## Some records

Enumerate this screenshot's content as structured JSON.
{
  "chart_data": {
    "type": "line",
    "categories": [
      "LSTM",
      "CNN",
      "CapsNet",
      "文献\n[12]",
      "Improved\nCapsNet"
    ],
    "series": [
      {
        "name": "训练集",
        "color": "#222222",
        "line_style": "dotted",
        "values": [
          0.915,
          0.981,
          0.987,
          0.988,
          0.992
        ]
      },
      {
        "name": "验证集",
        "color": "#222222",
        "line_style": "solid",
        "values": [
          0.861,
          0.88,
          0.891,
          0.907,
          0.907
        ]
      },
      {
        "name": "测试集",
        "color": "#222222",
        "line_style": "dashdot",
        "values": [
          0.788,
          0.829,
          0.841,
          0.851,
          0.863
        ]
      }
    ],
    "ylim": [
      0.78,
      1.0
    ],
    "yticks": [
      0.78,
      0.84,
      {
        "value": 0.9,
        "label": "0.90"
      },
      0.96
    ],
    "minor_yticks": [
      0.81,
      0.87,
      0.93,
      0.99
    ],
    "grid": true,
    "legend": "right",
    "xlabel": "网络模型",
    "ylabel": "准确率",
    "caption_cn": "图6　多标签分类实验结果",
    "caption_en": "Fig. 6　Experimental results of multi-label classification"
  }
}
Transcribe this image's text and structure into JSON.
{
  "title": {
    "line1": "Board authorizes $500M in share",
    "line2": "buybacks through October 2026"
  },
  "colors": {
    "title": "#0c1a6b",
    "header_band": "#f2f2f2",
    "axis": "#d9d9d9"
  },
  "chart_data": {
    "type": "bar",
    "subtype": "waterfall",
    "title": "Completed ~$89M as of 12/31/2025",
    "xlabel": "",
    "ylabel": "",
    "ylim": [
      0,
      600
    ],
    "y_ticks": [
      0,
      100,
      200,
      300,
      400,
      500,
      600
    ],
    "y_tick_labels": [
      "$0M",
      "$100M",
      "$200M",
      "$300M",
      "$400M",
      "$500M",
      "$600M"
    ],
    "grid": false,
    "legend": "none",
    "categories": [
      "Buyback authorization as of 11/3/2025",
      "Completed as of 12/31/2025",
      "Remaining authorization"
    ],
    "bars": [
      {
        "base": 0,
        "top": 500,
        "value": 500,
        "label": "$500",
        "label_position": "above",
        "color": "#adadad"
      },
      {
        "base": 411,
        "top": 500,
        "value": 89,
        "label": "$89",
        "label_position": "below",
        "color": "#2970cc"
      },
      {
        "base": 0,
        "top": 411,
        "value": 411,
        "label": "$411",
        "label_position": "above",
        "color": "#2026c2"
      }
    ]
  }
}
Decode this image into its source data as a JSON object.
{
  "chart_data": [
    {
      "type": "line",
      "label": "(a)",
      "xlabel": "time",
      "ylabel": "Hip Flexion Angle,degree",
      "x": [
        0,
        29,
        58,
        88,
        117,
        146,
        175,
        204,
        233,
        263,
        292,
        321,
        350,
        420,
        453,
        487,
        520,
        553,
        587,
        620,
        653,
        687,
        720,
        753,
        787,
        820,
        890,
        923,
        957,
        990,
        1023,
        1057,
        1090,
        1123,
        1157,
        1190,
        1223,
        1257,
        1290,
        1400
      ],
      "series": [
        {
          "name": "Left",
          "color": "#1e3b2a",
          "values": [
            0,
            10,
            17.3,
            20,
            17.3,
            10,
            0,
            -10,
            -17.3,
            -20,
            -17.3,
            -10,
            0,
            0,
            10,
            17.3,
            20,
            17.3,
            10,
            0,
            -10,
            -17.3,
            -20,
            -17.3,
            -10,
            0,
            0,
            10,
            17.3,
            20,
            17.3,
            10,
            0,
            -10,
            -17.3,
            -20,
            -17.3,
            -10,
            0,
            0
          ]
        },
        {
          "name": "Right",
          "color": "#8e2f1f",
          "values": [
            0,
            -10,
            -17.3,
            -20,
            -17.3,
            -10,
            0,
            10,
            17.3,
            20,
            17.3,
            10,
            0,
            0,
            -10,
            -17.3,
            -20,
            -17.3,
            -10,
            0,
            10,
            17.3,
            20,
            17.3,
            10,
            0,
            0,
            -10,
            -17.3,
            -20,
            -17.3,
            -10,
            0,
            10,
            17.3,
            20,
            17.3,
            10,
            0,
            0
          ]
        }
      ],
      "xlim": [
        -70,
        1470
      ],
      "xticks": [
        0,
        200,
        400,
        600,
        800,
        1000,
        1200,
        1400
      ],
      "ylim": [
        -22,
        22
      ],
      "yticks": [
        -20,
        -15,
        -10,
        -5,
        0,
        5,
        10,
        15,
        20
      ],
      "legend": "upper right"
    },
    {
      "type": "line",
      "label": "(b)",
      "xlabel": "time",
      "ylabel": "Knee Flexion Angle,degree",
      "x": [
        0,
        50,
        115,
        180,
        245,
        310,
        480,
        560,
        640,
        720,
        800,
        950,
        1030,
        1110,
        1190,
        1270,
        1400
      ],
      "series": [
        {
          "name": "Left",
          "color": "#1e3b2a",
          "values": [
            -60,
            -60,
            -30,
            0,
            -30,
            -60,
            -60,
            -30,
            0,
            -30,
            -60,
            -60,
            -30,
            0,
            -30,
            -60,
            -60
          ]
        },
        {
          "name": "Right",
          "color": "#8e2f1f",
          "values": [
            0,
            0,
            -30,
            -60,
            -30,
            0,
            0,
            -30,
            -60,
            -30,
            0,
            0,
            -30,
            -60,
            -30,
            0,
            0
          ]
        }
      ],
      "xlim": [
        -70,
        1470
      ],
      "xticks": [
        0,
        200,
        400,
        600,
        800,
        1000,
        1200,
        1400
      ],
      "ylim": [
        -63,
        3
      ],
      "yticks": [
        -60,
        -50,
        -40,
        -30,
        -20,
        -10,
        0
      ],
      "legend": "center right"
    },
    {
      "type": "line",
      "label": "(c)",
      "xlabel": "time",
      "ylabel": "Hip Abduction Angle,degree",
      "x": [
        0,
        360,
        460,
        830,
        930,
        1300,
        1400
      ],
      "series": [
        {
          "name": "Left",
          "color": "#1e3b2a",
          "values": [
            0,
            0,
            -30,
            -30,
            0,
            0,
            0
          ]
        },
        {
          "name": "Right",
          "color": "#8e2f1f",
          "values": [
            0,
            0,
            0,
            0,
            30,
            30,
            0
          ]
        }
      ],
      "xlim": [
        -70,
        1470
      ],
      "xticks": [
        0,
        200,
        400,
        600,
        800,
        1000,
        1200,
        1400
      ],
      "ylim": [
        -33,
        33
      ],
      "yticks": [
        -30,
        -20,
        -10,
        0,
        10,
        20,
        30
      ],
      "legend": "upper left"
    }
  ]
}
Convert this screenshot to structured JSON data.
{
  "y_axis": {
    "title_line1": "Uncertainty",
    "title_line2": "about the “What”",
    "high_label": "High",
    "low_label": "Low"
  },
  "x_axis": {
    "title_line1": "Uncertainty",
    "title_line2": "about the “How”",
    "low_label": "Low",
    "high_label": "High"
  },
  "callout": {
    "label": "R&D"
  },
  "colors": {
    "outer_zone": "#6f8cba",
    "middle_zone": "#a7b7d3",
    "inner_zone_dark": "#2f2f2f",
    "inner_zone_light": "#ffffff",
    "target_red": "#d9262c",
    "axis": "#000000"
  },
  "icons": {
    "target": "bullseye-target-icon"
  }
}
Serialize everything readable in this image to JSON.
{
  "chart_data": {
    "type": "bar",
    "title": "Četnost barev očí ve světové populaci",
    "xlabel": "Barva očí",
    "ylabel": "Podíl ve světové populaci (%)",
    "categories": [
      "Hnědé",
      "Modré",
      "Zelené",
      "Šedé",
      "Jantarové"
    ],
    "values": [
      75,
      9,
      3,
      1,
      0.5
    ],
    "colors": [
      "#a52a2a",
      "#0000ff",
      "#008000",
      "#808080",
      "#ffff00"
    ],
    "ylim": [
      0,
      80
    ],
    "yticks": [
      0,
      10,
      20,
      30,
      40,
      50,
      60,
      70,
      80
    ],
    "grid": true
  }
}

## What needs to be done
Collect each line above holding the string "about".

## Response
    "title_line2": "about the “What”",
    "title_line2": "about the “How”",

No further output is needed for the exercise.